Give only the number of lines that hold the word "caption".
■ ■ ■ ■
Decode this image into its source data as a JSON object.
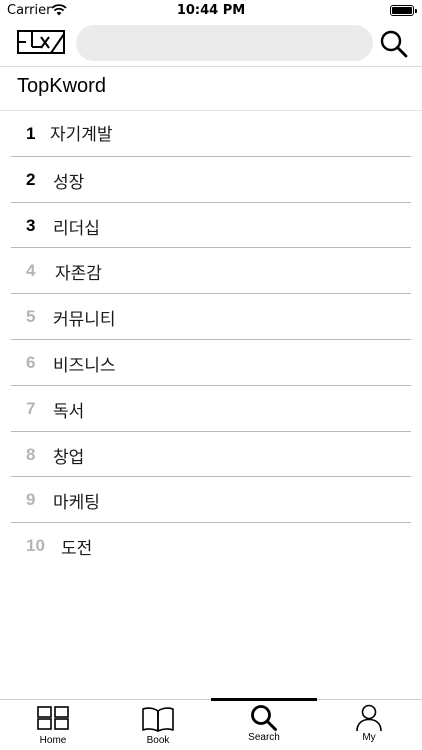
{
  "status_bar": {
    "carrier": "Carrier",
    "time": "10:44 PM",
    "icons": [
      "wifi-icon",
      "battery-icon"
    ]
  },
  "header": {
    "logo_icon": "brand-logo-icon",
    "search_placeholder": "",
    "search_icon": "search-icon"
  },
  "section": {
    "title": "TopKword"
  },
  "rankings": [
    {
      "rank": "1",
      "word": "자기계발"
    },
    {
      "rank": "2",
      "word": "성장"
    },
    {
      "rank": "3",
      "word": "리더십"
    },
    {
      "rank": "4",
      "word": "자존감"
    },
    {
      "rank": "5",
      "word": "커뮤니티"
    },
    {
      "rank": "6",
      "word": "비즈니스"
    },
    {
      "rank": "7",
      "word": "독서"
    },
    {
      "rank": "8",
      "word": "창업"
    },
    {
      "rank": "9",
      "word": "마케팅"
    },
    {
      "rank": "10",
      "word": "도전"
    }
  ],
  "colors": {
    "top_rank": "#000000",
    "other_rank": "#b5b5b5",
    "search_background": "#ebebeb"
  },
  "tab_bar": {
    "active_tab": "Search",
    "tabs": [
      {
        "label": "Home",
        "icon": "grid-icon"
      },
      {
        "label": "Book",
        "icon": "book-icon"
      },
      {
        "label": "Search",
        "icon": "search-icon"
      },
      {
        "label": "My",
        "icon": "user-icon"
      }
    ]
  }
}
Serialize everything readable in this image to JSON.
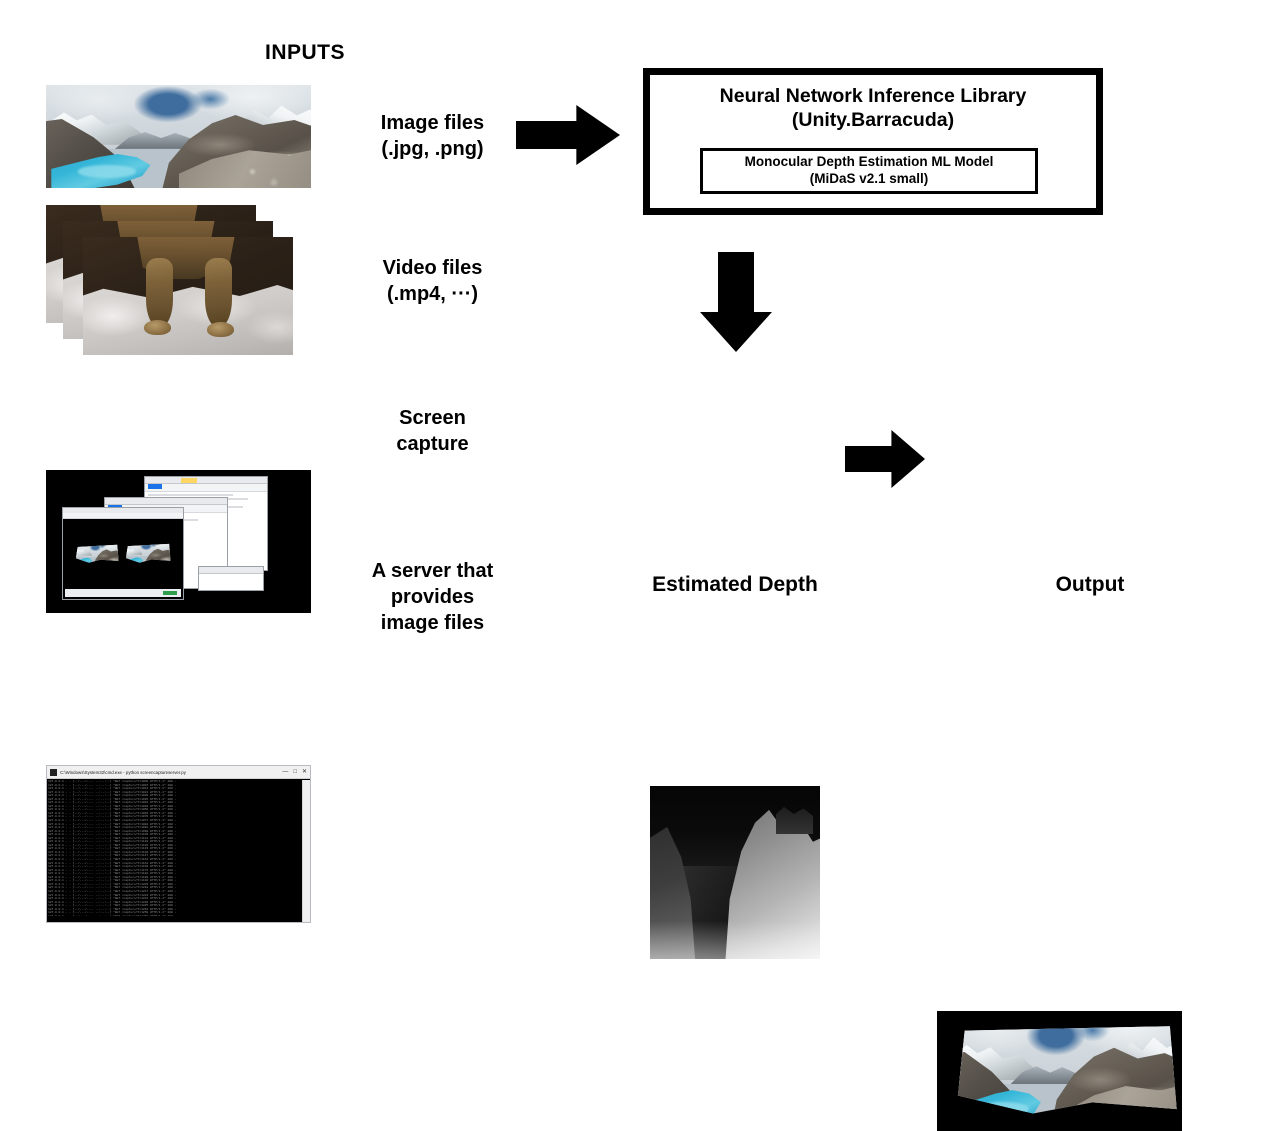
{
  "diagram": {
    "inputs_heading": "INPUTS",
    "inputs": [
      {
        "label": "Image files\n(.jpg, .png)",
        "thumb_name": "mountain-lake-photo"
      },
      {
        "label": "Video files\n(.mp4, ···)",
        "thumb_name": "cat-video-frames"
      },
      {
        "label": "Screen\ncapture",
        "thumb_name": "desktop-screen-capture"
      },
      {
        "label": "A server that\nprovides\nimage files",
        "thumb_name": "server-terminal"
      }
    ],
    "processor": {
      "title": "Neural Network Inference Library\n(Unity.Barracuda)",
      "model": "Monocular Depth Estimation ML Model\n(MiDaS v2.1 small)"
    },
    "results": [
      {
        "caption": "Estimated Depth",
        "thumb_name": "depth-map-image"
      },
      {
        "caption": "Output",
        "thumb_name": "output-3d-mesh-render"
      }
    ],
    "arrows": [
      {
        "name": "inputs-to-library-arrow",
        "direction": "right"
      },
      {
        "name": "library-to-depth-arrow",
        "direction": "down"
      },
      {
        "name": "depth-to-output-arrow",
        "direction": "right"
      }
    ],
    "terminal": {
      "title": "C:\\Windows\\System32\\cmd.exe - python  screencaptureserver.py",
      "minimize": "—",
      "maximize": "□",
      "close": "✕",
      "log_line": "127.0.0.1 - - [--/---/---- --:--:--] \"GET /capture?t=0000 HTTP/1.1\" 200 -"
    },
    "colors": {
      "background": "#ffffff",
      "ink": "#000000",
      "lake_blue": "#35b6d8",
      "terminal_bg": "#000000",
      "terminal_text": "#8a8a8a"
    }
  }
}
■ ■ ■ ■
WRITTEN REPLY: 2